>>>

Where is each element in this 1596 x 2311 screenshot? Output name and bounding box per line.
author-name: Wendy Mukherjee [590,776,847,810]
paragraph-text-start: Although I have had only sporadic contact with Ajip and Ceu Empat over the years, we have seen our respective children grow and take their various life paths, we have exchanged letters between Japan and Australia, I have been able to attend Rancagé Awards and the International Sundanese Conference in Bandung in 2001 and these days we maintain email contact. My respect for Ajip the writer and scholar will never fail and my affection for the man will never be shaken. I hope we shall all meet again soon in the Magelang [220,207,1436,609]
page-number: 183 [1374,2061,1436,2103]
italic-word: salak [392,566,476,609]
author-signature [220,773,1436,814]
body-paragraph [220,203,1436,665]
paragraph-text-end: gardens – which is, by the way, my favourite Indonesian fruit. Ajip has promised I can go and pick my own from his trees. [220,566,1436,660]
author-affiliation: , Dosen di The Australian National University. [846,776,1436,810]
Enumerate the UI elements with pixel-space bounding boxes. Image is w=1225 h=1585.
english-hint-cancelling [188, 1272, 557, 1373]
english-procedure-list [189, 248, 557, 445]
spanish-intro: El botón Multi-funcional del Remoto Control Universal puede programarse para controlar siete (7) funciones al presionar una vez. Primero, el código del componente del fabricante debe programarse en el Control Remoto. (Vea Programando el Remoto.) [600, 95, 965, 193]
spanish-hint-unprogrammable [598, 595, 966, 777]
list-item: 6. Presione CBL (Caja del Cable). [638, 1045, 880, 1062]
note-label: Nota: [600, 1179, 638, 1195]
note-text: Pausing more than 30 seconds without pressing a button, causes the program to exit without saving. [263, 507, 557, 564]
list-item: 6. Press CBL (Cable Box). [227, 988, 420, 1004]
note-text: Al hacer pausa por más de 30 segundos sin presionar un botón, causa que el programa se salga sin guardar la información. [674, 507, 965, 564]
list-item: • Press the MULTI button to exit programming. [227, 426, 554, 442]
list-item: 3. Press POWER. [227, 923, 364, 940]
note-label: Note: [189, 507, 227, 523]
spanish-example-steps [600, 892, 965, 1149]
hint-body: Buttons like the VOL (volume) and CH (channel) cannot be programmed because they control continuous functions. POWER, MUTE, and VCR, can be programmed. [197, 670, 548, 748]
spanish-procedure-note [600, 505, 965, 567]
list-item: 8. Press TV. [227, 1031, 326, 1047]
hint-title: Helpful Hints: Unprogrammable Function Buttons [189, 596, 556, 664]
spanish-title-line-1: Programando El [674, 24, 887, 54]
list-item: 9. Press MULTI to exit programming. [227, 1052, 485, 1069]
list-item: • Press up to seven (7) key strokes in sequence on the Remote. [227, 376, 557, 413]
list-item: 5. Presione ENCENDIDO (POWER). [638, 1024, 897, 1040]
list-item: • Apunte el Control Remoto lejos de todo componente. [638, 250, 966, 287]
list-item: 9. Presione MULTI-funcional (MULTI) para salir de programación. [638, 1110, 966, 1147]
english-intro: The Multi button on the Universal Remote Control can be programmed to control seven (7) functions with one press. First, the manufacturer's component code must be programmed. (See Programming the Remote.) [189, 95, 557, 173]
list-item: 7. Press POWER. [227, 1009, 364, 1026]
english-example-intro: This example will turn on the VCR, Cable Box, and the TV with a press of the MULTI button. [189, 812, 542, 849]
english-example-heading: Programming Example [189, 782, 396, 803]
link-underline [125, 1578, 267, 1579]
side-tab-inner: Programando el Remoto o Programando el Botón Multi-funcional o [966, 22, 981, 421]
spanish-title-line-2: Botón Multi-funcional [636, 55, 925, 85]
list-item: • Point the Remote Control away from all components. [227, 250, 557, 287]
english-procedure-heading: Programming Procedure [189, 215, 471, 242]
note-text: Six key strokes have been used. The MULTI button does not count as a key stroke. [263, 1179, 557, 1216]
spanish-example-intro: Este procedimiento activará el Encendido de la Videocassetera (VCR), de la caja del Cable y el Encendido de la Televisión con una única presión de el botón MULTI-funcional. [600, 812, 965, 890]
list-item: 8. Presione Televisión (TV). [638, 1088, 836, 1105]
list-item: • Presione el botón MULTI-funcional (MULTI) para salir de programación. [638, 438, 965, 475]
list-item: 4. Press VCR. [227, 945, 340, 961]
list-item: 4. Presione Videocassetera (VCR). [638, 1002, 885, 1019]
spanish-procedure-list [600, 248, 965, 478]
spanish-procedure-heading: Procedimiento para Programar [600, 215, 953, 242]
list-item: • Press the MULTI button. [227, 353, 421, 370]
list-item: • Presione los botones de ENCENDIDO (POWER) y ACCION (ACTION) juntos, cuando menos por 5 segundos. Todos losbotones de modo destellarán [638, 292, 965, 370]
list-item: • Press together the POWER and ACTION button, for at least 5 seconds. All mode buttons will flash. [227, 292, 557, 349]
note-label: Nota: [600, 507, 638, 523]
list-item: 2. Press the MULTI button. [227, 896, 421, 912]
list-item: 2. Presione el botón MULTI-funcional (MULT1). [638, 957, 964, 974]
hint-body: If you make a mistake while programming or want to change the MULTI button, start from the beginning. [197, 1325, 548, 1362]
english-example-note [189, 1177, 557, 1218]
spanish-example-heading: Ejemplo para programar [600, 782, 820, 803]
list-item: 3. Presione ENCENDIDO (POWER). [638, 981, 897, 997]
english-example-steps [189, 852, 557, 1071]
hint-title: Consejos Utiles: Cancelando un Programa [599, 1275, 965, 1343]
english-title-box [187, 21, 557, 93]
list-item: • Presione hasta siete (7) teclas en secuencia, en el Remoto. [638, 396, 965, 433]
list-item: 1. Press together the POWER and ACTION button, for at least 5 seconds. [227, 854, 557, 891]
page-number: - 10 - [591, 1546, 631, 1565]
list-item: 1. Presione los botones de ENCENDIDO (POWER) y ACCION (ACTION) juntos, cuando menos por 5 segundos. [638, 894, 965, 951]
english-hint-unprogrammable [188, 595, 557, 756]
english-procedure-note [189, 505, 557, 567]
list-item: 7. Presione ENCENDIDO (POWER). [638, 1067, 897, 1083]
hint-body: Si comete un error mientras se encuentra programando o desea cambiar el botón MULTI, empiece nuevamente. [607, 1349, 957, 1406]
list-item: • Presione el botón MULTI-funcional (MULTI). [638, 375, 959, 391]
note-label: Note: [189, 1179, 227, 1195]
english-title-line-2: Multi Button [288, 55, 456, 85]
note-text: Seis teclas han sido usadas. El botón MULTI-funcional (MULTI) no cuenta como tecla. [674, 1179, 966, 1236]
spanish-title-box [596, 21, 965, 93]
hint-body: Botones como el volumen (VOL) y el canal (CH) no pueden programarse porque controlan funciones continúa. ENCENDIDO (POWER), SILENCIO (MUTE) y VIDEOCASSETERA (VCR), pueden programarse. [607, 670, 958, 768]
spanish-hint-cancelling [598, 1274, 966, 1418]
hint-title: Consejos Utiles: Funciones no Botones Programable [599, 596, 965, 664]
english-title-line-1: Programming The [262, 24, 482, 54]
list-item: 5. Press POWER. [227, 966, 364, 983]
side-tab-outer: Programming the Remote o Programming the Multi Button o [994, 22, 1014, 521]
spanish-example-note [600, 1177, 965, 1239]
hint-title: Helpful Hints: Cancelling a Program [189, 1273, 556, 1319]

<<<

Express each line of the listing above as a string in a single JSON list, with one entry per line and no entries for blank lines.

[
  "Where is each element in this 1596 x 2311 screenshot? Output name and bounding box per line.",
  "author-name: Wendy Mukherjee [590,776,847,810]",
  "paragraph-text-start: Although I have had only sporadic contact with Ajip and Ceu Empat over the years, we have seen our respective children grow and take their various life paths, we have exchanged letters between Japan and Australia, I have been able to attend Rancagé Awards and the International Sundanese Conference in Bandung in 2001 and these days we maintain email contact. My respect for Ajip the writer and scholar will never fail and my affection for the man will never be shaken. I hope we shall all meet again soon in the Magelang [220,207,1436,609]",
  "page-number: 183 [1374,2061,1436,2103]",
  "italic-word: salak [392,566,476,609]",
  "author-signature [220,773,1436,814]",
  "body-paragraph [220,203,1436,665]",
  "paragraph-text-end: gardens – which is, by the way, my favourite Indonesian fruit. Ajip has promised I can go and pick my own from his trees. [220,566,1436,660]",
  "author-affiliation: , Dosen di The Australian National University. [846,776,1436,810]",
  "Enumerate the UI elements with pixel-space bounding boxes. Image is w=1225 h=1585.",
  "english-hint-cancelling [188, 1272, 557, 1373]",
  "english-procedure-list [189, 248, 557, 445]",
  "spanish-intro: El botón Multi-funcional del Remoto Control Universal puede programarse para controlar siete (7) funciones al presionar una vez. Primero, el código del componente del fabricante debe programarse en el Control Remoto. (Vea Programando el Remoto.) [600, 95, 965, 193]",
  "spanish-hint-unprogrammable [598, 595, 966, 777]",
  "list-item: 6. Presione CBL (Caja del Cable). [638, 1045, 880, 1062]",
  "note-label: Nota: [600, 1179, 638, 1195]",
  "note-text: Pausing more than 30 seconds without pressing a button, causes the program to exit without saving. [263, 507, 557, 564]",
  "list-item: 6. Press CBL (Cable Box). [227, 988, 420, 1004]",
  "note-text: Al hacer pausa por más de 30 segundos sin presionar un botón, causa que el programa se salga sin guardar la información. [674, 507, 965, 564]",
  "list-item: • Press the MULTI button to exit programming. [227, 426, 554, 442]",
  "list-item: 3. Press POWER. [227, 923, 364, 940]",
  "note-label: Note: [189, 507, 227, 523]",
  "spanish-example-steps [600, 892, 965, 1149]",
  "hint-body: Buttons like the VOL (volume) and CH (channel) cannot be programmed because they control continuous functions. POWER, MUTE, and VCR, can be programmed. [197, 670, 548, 748]",
  "spanish-procedure-note [600, 505, 965, 567]",
  "list-item: 8. Press TV. [227, 1031, 326, 1047]",
  "hint-title: Helpful Hints: Unprogrammable Function Buttons [189, 596, 556, 664]",
  "spanish-title-line-1: Programando El [674, 24, 887, 54]",
  "list-item: 9. Press MULTI to exit programming. [227, 1052, 485, 1069]",
  "list-item: • Press up to seven (7) key strokes in sequence on the Remote. [227, 376, 557, 413]",
  "list-item: 5. Presione ENCENDIDO (POWER). [638, 1024, 897, 1040]",
  "list-item: • Apunte el Control Remoto lejos de todo componente. [638, 250, 966, 287]",
  "list-item: 9. Presione MULTI-funcional (MULTI) para salir de programación. [638, 1110, 966, 1147]",
  "english-intro: The Multi button on the Universal Remote Control can be programmed to control seven (7) functions with one press. First, the manufacturer's component code must be programmed. (See Programming the Remote.) [189, 95, 557, 173]",
  "list-item: 7. Press POWER. [227, 1009, 364, 1026]",
  "english-example-intro: This example will turn on the VCR, Cable Box, and the TV with a press of the MULTI button. [189, 812, 542, 849]",
  "english-example-heading: Programming Example [189, 782, 396, 803]",
  "link-underline [125, 1578, 267, 1579]",
  "side-tab-inner: Programando el Remoto o Programando el Botón Multi-funcional o [966, 22, 981, 421]",
  "spanish-title-line-2: Botón Multi-funcional [636, 55, 925, 85]",
  "list-item: • Point the Remote Control away from all components. [227, 250, 557, 287]",
  "english-procedure-heading: Programming Procedure [189, 215, 471, 242]",
  "note-text: Six key strokes have been used. The MULTI button does not count as a key stroke. [263, 1179, 557, 1216]",
  "spanish-example-intro: Este procedimiento activará el Encendido de la Videocassetera (VCR), de la caja del Cable y el Encendido de la Televisión con una única presión de el botón MULTI-funcional. [600, 812, 965, 890]",
  "list-item: 8. Presione Televisión (TV). [638, 1088, 836, 1105]",
  "list-item: • Presione el botón MULTI-funcional (MULTI) para salir de programación. [638, 438, 965, 475]",
  "list-item: 4. Press VCR. [227, 945, 340, 961]",
  "list-item: 4. Presione Videocassetera (VCR). [638, 1002, 885, 1019]",
  "spanish-procedure-list [600, 248, 965, 478]",
  "spanish-procedure-heading: Procedimiento para Programar [600, 215, 953, 242]",
  "list-item: • Press the MULTI button. [227, 353, 421, 370]",
  "list-item: • Presione los botones de ENCENDIDO (POWER) y ACCION (ACTION) juntos, cuando menos por 5 segundos. Todos losbotones de modo destellarán [638, 292, 965, 370]",
  "list-item: • Press together the POWER and ACTION button, for at least 5 seconds. All mode buttons will flash. [227, 292, 557, 349]",
  "note-label: Nota: [600, 507, 638, 523]",
  "list-item: 2. Press the MULTI button. [227, 896, 421, 912]",
  "list-item: 2. Presione el botón MULTI-funcional (MULT1). [638, 957, 964, 974]",
  "hint-body: If you make a mistake while programming or want to change the MULTI button, start from the beginning. [197, 1325, 548, 1362]",
  "english-example-note [189, 1177, 557, 1218]",
  "spanish-example-heading: Ejemplo para programar [600, 782, 820, 803]",
  "list-item: 3. Presione ENCENDIDO (POWER). [638, 981, 897, 997]",
  "english-example-steps [189, 852, 557, 1071]",
  "hint-title: Consejos Utiles: Cancelando un Programa [599, 1275, 965, 1343]",
  "english-title-box [187, 21, 557, 93]",
  "list-item: • Presione hasta siete (7) teclas en secuencia, en el Remoto. [638, 396, 965, 433]",
  "list-item: 1. Press together the POWER and ACTION button, for at least 5 seconds. [227, 854, 557, 891]",
  "page-number: - 10 - [591, 1546, 631, 1565]",
  "list-item: 1. Presione los botones de ENCENDIDO (POWER) y ACCION (ACTION) juntos, cuando menos por 5 segundos. [638, 894, 965, 951]",
  "english-hint-unprogrammable [188, 595, 557, 756]",
  "english-procedure-note [189, 505, 557, 567]",
  "list-item: 7. Presione ENCENDIDO (POWER). [638, 1067, 897, 1083]",
  "hint-body: Si comete un error mientras se encuentra programando o desea cambiar el botón MULTI, empiece nuevamente. [607, 1349, 957, 1406]",
  "list-item: • Presione el botón MULTI-funcional (MULTI). [638, 375, 959, 391]",
  "note-label: Note: [189, 1179, 227, 1195]",
  "english-title-line-2: Multi Button [288, 55, 456, 85]",
  "note-text: Seis teclas han sido usadas. El botón MULTI-funcional (MULTI) no cuenta como tecla. [674, 1179, 966, 1236]",
  "spanish-title-box [596, 21, 965, 93]",
  "hint-body: Botones como el volumen (VOL) y el canal (CH) no pueden programarse porque controlan funciones continúa. ENCENDIDO (POWER), SILENCIO (MUTE) y VIDEOCASSETERA (VCR), pueden programarse. [607, 670, 958, 768]",
  "spanish-hint-cancelling [598, 1274, 966, 1418]",
  "hint-title: Consejos Utiles: Funciones no Botones Programable [599, 596, 965, 664]",
  "english-title-line-1: Programming The [262, 24, 482, 54]",
  "list-item: 5. Press POWER. [227, 966, 364, 983]",
  "side-tab-outer: Programming the Remote o Programming the Multi Button o [994, 22, 1014, 521]",
  "spanish-example-note [600, 1177, 965, 1239]",
  "hint-title: Helpful Hints: Cancelling a Program [189, 1273, 556, 1319]"
]